— SHORT EXERCISE —
Lines containing "circle" are to be counted. Report the count alone.

— RECORDS —

**********

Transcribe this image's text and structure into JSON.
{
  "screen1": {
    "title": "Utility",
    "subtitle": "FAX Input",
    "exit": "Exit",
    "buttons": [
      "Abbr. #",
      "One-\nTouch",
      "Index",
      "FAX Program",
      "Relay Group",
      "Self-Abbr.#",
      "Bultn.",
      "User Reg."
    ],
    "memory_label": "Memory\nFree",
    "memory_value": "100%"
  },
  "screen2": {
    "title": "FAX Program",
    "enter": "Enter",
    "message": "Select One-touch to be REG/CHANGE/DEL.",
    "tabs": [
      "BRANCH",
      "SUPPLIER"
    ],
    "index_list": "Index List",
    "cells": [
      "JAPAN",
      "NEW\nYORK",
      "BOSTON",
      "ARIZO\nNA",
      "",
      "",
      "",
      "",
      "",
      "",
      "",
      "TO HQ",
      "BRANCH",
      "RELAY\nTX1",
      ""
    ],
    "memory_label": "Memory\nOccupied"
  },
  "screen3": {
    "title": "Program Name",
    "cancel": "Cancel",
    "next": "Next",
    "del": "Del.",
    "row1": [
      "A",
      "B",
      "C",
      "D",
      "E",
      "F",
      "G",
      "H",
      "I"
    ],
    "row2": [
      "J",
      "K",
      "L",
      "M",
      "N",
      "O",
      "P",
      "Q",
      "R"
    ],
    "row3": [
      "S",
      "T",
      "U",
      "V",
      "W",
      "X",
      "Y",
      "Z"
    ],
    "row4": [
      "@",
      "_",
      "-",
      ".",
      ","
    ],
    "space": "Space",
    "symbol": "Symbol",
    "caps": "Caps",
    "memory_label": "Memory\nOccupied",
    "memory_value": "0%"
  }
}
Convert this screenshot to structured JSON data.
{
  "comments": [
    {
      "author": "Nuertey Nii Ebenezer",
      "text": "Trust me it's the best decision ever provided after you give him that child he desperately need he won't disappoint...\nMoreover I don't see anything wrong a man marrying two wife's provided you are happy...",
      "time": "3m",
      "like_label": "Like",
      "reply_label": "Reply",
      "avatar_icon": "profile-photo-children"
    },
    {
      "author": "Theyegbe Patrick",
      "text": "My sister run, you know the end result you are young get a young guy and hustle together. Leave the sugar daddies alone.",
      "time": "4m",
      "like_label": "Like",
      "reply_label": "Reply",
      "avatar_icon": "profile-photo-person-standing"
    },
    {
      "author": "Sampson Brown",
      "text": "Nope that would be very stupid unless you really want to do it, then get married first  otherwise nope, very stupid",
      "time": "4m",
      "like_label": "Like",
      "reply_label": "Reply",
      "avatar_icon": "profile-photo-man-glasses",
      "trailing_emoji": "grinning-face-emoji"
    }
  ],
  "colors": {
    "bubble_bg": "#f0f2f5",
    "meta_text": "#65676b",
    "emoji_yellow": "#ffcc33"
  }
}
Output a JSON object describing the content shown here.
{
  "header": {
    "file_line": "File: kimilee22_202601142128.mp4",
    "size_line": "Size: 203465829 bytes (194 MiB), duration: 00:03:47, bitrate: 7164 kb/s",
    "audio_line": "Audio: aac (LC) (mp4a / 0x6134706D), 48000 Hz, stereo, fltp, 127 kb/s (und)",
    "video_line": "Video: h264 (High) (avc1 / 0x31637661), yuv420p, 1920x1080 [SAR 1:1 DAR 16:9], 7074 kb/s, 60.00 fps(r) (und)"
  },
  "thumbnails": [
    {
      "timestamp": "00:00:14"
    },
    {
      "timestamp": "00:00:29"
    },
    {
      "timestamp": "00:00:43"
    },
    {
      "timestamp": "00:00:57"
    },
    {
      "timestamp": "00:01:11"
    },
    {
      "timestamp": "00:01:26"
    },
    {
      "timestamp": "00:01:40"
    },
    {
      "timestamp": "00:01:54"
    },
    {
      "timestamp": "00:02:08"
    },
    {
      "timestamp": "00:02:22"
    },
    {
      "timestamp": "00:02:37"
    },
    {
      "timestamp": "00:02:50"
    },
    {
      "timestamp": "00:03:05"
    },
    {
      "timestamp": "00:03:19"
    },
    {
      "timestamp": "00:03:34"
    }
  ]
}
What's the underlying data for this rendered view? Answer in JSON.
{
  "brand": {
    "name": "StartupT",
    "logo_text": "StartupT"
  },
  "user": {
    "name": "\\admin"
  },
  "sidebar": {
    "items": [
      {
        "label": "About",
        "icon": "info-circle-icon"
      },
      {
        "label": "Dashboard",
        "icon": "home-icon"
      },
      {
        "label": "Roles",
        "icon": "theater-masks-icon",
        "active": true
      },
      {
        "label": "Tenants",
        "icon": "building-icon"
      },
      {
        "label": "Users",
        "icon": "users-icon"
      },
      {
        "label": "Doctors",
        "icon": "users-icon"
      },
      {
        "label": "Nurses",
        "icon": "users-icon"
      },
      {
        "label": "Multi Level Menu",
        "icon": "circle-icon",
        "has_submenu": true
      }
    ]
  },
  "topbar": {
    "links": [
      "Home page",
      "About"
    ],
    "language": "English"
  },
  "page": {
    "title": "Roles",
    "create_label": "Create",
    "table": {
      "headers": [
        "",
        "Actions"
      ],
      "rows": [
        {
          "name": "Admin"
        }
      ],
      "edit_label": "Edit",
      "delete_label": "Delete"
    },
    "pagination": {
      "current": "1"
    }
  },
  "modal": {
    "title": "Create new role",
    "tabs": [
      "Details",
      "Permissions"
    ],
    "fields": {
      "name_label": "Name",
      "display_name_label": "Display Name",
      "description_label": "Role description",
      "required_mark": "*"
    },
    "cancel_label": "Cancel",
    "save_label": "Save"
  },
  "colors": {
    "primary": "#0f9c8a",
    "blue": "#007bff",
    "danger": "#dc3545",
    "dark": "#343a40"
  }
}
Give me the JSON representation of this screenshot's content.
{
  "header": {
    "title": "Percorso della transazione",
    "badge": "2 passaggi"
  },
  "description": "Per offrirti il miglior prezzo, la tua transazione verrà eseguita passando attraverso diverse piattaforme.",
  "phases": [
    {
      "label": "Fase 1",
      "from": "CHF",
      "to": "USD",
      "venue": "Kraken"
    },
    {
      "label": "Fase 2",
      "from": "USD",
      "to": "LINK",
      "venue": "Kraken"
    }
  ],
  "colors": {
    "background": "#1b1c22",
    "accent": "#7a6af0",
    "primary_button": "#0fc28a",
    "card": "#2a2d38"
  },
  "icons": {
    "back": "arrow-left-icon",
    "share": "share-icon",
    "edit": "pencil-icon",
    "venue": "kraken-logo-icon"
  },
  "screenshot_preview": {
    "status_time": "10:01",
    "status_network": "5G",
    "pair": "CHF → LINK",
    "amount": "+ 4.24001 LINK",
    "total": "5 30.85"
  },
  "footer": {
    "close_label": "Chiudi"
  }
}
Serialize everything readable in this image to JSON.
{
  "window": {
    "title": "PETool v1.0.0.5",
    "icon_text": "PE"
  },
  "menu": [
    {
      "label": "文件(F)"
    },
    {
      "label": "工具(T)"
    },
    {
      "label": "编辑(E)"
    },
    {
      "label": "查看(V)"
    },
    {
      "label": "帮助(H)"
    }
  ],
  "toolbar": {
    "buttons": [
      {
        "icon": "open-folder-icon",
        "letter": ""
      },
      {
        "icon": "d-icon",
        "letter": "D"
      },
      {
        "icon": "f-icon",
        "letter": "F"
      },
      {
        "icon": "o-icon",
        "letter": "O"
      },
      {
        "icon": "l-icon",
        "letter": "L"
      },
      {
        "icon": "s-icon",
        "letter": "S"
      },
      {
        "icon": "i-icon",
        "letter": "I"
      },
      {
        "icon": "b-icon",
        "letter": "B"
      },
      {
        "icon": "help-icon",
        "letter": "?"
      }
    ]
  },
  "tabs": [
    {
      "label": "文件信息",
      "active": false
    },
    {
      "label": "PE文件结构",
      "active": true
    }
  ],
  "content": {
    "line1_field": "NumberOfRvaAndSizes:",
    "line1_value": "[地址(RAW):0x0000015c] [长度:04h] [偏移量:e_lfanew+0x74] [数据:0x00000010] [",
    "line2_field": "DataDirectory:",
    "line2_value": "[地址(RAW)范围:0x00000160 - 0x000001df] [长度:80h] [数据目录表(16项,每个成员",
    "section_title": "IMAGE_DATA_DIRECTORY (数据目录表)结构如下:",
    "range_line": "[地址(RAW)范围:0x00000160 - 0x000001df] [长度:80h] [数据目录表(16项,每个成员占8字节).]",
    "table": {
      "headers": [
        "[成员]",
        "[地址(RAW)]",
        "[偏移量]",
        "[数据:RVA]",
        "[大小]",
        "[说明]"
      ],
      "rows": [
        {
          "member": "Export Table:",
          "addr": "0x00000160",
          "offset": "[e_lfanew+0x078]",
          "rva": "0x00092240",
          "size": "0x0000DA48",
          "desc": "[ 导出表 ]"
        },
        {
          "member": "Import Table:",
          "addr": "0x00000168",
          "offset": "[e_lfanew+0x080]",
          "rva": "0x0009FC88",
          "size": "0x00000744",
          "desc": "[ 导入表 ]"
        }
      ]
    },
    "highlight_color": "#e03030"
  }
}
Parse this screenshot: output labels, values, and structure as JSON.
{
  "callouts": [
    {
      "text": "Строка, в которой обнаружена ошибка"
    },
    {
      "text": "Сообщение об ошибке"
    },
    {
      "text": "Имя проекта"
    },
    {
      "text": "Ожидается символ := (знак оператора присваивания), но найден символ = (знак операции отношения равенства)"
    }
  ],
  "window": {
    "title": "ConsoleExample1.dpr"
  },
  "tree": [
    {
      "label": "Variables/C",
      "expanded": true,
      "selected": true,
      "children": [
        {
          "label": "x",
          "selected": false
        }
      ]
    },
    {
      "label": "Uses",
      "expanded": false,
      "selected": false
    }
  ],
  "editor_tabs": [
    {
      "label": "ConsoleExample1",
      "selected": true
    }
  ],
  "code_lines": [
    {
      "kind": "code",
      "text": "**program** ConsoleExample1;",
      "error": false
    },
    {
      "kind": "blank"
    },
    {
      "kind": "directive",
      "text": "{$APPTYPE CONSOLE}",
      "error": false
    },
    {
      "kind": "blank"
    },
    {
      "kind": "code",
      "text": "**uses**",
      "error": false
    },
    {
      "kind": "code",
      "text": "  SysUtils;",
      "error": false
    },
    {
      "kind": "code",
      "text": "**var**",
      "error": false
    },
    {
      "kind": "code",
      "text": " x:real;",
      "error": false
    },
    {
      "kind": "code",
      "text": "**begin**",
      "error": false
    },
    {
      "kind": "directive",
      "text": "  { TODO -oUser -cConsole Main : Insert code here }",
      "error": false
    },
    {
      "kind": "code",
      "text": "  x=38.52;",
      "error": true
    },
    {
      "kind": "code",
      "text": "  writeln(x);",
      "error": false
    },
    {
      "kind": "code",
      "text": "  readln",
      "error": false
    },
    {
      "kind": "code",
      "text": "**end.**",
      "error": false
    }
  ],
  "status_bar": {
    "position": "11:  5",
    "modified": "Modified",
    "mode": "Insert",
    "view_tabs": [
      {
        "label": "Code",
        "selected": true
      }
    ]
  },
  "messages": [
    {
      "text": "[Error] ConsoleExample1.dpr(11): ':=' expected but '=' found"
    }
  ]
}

**********

— OUTPUT FOR THIS EXERCISE —
2